- What the exercise asks:
Every line below is to be quoted exactly, with nothing added or dropped.

■ ■ ■ ■ ■ ■ ■

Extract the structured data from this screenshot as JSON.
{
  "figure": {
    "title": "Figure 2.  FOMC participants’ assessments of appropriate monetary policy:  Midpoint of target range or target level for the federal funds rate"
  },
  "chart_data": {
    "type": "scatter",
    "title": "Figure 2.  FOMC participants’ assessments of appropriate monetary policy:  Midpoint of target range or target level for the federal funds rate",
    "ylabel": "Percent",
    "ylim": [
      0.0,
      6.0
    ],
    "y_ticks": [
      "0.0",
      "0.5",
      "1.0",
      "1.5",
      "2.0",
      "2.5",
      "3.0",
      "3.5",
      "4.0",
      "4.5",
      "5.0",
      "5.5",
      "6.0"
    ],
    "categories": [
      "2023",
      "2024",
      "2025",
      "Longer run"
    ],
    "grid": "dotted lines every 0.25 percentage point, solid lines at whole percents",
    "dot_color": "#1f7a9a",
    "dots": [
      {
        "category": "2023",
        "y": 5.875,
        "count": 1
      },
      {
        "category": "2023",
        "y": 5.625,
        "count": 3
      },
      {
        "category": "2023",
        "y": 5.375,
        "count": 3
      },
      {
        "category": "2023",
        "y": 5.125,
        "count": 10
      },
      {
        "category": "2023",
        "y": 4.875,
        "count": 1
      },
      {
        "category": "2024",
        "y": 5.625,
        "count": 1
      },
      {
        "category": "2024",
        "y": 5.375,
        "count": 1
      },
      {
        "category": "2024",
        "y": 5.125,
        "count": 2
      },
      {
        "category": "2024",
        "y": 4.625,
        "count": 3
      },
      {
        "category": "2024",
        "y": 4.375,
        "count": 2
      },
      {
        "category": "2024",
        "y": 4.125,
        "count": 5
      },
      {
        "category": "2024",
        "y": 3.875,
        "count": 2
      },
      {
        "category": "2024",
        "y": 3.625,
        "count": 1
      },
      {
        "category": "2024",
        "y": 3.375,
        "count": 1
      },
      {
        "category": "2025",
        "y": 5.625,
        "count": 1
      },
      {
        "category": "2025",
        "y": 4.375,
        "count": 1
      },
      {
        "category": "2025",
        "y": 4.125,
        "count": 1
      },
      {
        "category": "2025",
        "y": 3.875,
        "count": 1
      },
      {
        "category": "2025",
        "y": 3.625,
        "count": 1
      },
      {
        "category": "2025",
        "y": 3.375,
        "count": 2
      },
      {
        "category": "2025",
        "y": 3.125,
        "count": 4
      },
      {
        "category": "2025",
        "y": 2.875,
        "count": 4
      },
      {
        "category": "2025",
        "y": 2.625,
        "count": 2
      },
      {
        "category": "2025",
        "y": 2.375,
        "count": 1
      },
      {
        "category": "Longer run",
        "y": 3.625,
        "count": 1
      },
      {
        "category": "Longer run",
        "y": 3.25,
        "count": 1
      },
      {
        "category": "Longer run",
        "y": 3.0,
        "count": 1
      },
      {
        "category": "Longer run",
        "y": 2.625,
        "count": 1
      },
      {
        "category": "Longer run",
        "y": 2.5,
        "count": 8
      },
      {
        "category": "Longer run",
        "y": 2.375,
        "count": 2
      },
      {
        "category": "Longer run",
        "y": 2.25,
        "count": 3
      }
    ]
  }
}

■ ■ ■ ■ ■ ■ ■

- Response to the task:
Extract the structured data from this screenshot as JSON.
{
  "figure": {
    "title": "Figure 2.  FOMC participants’ assessments of appropriate monetary policy:  Midpoint of target range or target level for the federal funds rate"
  },
  "chart_data": {
    "type": "scatter",
    "title": "Figure 2.  FOMC participants’ assessments of appropriate monetary policy:  Midpoint of target range or target level for the federal funds rate",
    "ylabel": "Percent",
    "ylim": [
      0.0,
      6.0
    ],
    "y_ticks": [
      "0.0",
      "0.5",
      "1.0",
      "1.5",
      "2.0",
      "2.5",
      "3.0",
      "3.5",
      "4.0",
      "4.5",
      "5.0",
      "5.5",
      "6.0"
    ],
    "categories": [
      "2023",
      "2024",
      "2025",
      "Longer run"
    ],
    "grid": "dotted lines every 0.25 percentage point, solid lines at whole percents",
    "dot_color": "#1f7a9a",
    "dots": [
      {
        "category": "2023",
        "y": 5.875,
        "count": 1
      },
      {
        "category": "2023",
        "y": 5.625,
        "count": 3
      },
      {
        "category": "2023",
        "y": 5.375,
        "count": 3
      },
      {
        "category": "2023",
        "y": 5.125,
        "count": 10
      },
      {
        "category": "2023",
        "y": 4.875,
        "count": 1
      },
      {
        "category": "2024",
        "y": 5.625,
        "count": 1
      },
      {
        "category": "2024",
        "y": 5.375,
        "count": 1
      },
      {
        "category": "2024",
        "y": 5.125,
        "count": 2
      },
      {
        "category": "2024",
        "y": 4.625,
        "count": 3
      },
      {
        "category": "2024",
        "y": 4.375,
        "count": 2
      },
      {
        "category": "2024",
        "y": 4.125,
        "count": 5
      },
      {
        "category": "2024",
        "y": 3.875,
        "count": 2
      },
      {
        "category": "2024",
        "y": 3.625,
        "count": 1
      },
      {
        "category": "2024",
        "y": 3.375,
        "count": 1
      },
      {
        "category": "2025",
        "y": 5.625,
        "count": 1
      },
      {
        "category": "2025",
        "y": 4.375,
        "count": 1
      },
      {
        "category": "2025",
        "y": 4.125,
        "count": 1
      },
      {
        "category": "2025",
        "y": 3.875,
        "count": 1
      },
      {
        "category": "2025",
        "y": 3.625,
        "count": 1
      },
      {
        "category": "2025",
        "y": 3.375,
        "count": 2
      },
      {
        "category": "2025",
        "y": 3.125,
        "count": 4
      },
      {
        "category": "2025",
        "y": 2.875,
        "count": 4
      },
      {
        "category": "2025",
        "y": 2.625,
        "count": 2
      },
      {
        "category": "2025",
        "y": 2.375,
        "count": 1
      },
      {
        "category": "Longer run",
        "y": 3.625,
        "count": 1
      },
      {
        "category": "Longer run",
        "y": 3.25,
        "count": 1
      },
      {
        "category": "Longer run",
        "y": 3.0,
        "count": 1
      },
      {
        "category": "Longer run",
        "y": 2.625,
        "count": 1
      },
      {
        "category": "Longer run",
        "y": 2.5,
        "count": 8
      },
      {
        "category": "Longer run",
        "y": 2.375,
        "count": 2
      },
      {
        "category": "Longer run",
        "y": 2.25,
        "count": 3
      }
    ]
  }
}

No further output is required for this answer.